*Objective*: Pick out the lines below that include the string "Poremećaji".

(A block of data)

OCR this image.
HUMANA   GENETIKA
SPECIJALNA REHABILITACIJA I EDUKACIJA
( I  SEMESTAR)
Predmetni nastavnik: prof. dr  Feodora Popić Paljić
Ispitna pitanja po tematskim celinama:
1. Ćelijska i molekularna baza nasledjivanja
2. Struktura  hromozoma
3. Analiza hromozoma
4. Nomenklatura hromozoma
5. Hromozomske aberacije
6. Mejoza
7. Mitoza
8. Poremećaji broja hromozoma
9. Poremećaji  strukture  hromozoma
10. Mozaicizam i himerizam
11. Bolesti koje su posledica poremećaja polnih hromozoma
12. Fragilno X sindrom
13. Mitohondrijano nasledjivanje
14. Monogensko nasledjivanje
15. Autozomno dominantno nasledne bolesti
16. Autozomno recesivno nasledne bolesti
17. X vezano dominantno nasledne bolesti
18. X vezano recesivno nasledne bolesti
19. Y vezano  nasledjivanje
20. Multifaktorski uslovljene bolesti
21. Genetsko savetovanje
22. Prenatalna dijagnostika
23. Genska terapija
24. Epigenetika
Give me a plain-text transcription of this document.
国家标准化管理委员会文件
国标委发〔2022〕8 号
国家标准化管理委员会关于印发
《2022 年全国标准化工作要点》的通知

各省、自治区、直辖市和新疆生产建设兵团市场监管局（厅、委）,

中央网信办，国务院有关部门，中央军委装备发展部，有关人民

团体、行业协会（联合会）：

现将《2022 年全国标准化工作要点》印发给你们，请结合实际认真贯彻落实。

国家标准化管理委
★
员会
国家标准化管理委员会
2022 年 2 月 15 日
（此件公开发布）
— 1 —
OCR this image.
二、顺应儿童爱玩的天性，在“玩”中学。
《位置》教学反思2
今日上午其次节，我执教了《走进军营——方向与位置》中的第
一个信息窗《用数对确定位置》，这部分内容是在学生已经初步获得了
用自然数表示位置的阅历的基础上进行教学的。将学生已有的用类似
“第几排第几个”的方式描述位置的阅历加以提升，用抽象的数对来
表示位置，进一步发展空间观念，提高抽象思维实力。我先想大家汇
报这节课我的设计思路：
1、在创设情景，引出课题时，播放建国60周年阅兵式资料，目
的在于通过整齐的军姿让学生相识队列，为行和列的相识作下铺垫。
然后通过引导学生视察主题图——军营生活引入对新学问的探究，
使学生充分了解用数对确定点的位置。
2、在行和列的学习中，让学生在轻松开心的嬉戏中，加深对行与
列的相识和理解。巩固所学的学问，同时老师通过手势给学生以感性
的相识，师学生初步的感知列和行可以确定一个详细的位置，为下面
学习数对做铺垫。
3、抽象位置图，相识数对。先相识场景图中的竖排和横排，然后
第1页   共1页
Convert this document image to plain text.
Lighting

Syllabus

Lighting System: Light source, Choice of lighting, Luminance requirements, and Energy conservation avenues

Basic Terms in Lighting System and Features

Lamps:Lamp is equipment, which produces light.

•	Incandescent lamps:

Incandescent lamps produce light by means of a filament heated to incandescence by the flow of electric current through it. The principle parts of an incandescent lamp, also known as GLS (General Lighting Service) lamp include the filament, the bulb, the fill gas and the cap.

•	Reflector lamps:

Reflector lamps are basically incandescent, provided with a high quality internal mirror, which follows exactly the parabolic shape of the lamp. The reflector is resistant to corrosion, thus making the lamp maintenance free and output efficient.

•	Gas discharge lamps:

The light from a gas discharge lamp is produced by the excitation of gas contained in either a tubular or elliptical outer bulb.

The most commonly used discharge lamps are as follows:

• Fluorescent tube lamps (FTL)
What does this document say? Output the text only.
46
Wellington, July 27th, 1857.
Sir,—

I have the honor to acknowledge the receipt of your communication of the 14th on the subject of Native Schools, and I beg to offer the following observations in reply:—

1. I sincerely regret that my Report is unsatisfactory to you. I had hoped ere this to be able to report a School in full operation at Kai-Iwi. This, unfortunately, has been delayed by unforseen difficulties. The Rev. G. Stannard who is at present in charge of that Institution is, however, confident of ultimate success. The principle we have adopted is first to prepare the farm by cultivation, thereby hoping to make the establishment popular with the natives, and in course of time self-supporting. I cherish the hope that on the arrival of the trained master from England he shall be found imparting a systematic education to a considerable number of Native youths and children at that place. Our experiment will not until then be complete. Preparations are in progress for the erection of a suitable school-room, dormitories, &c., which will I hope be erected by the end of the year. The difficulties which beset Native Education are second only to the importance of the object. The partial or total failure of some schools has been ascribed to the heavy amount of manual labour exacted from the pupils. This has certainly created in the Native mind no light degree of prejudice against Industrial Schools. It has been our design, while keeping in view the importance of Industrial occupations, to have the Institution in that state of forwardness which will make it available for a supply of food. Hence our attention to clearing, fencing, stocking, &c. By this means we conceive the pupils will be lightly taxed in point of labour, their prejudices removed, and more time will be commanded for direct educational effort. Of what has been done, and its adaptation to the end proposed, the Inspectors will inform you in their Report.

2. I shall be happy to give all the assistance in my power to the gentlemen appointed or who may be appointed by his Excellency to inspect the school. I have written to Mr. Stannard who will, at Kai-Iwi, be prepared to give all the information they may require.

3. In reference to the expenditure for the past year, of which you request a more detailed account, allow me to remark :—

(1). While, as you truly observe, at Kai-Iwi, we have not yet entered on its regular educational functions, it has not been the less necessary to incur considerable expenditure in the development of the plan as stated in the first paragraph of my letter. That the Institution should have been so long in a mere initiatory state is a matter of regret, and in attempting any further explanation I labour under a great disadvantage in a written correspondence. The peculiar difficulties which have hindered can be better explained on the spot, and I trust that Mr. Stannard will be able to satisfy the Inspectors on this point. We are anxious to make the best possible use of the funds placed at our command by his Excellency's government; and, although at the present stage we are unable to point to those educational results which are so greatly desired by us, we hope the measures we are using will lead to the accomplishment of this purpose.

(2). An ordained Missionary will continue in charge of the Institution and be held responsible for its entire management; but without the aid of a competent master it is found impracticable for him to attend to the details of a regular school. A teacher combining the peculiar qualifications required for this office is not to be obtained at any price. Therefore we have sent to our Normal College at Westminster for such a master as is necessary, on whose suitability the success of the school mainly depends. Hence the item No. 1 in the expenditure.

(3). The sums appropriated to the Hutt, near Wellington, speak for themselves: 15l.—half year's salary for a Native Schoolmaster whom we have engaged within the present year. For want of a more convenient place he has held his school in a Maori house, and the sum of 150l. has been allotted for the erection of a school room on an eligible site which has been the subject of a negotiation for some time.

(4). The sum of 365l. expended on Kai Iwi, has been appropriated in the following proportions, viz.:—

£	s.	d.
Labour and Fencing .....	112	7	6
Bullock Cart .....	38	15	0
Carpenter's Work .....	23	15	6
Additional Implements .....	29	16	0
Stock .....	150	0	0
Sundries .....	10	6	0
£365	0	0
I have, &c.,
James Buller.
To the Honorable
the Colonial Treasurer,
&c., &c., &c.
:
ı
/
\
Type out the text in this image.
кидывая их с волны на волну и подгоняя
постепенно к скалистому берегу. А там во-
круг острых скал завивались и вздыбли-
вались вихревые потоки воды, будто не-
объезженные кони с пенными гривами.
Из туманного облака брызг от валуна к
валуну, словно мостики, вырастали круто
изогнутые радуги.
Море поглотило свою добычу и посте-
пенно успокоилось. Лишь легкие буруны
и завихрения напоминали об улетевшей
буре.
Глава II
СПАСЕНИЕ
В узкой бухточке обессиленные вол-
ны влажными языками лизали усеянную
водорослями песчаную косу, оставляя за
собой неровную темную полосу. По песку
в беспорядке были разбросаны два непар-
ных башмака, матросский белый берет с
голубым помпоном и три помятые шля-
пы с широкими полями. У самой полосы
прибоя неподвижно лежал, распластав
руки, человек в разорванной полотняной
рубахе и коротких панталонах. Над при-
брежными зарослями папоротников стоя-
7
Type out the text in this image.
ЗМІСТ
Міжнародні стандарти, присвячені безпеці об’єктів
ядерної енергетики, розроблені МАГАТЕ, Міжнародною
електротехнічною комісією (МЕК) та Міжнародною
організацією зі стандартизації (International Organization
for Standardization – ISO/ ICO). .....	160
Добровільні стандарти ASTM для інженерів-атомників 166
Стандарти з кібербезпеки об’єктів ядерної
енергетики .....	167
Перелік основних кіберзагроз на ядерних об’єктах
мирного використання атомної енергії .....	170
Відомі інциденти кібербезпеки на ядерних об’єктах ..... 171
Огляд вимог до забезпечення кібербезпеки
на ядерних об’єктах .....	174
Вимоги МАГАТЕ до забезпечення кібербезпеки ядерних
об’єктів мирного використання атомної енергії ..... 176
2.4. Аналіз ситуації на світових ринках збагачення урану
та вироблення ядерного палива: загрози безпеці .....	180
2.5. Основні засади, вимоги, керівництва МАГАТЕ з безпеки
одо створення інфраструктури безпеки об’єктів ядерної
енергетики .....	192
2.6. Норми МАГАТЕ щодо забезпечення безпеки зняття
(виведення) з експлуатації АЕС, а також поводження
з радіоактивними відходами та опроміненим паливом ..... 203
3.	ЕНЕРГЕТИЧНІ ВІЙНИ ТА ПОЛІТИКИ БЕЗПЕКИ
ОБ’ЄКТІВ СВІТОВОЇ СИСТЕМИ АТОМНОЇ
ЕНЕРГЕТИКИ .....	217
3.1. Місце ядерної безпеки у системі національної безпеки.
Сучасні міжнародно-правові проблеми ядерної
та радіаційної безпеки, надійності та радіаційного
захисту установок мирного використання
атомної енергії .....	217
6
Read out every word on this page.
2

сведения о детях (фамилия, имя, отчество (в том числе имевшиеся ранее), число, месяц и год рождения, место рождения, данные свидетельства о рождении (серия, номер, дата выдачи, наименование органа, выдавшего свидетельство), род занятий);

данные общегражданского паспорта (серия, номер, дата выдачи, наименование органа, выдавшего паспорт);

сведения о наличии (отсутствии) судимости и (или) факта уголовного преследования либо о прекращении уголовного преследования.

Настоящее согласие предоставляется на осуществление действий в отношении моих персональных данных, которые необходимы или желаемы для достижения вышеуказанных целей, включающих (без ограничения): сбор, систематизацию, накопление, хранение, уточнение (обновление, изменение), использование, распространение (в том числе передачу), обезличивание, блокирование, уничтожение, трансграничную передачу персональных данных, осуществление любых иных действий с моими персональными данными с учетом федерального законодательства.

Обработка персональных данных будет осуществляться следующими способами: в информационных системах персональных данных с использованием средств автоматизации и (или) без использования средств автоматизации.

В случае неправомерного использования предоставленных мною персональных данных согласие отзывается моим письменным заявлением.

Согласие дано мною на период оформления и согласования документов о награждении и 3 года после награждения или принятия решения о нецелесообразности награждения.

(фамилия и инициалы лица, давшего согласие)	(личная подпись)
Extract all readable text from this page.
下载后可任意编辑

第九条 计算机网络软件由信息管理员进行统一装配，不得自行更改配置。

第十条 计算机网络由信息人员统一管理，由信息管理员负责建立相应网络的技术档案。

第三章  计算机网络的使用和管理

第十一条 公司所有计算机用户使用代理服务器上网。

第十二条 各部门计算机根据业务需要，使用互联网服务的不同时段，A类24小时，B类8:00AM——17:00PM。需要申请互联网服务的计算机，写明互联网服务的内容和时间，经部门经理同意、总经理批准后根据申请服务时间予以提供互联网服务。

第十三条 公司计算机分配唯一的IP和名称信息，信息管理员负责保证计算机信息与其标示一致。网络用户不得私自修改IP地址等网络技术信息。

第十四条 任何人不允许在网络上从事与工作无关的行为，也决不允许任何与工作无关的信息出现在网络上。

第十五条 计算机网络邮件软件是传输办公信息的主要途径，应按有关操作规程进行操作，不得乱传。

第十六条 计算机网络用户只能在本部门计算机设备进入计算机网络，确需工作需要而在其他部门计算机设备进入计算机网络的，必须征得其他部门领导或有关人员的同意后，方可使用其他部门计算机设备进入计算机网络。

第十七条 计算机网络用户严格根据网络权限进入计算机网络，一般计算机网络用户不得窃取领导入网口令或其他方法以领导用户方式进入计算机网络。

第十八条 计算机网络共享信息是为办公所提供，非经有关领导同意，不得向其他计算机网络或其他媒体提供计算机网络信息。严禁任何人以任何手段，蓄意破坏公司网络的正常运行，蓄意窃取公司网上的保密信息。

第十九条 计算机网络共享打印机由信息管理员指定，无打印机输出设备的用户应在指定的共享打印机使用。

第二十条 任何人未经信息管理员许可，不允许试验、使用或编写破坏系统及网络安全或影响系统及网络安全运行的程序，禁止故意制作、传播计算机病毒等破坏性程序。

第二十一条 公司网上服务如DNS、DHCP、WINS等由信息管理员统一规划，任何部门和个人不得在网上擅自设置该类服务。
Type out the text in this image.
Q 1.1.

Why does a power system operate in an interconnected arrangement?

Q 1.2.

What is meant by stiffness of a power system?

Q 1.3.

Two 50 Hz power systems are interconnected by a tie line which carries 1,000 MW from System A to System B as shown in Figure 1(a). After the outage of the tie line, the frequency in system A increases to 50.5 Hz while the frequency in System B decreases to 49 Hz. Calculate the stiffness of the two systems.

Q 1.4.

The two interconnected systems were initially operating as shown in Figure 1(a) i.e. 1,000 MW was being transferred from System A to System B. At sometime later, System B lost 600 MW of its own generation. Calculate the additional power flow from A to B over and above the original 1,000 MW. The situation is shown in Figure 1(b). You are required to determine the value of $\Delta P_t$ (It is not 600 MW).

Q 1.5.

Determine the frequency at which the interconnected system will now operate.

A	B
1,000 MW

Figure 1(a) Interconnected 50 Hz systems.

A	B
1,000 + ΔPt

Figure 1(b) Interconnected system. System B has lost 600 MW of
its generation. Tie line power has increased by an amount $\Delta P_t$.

*Solution below*:
8. Poremećaji broja hromozoma
9. Poremećaji  strukture  hromozoma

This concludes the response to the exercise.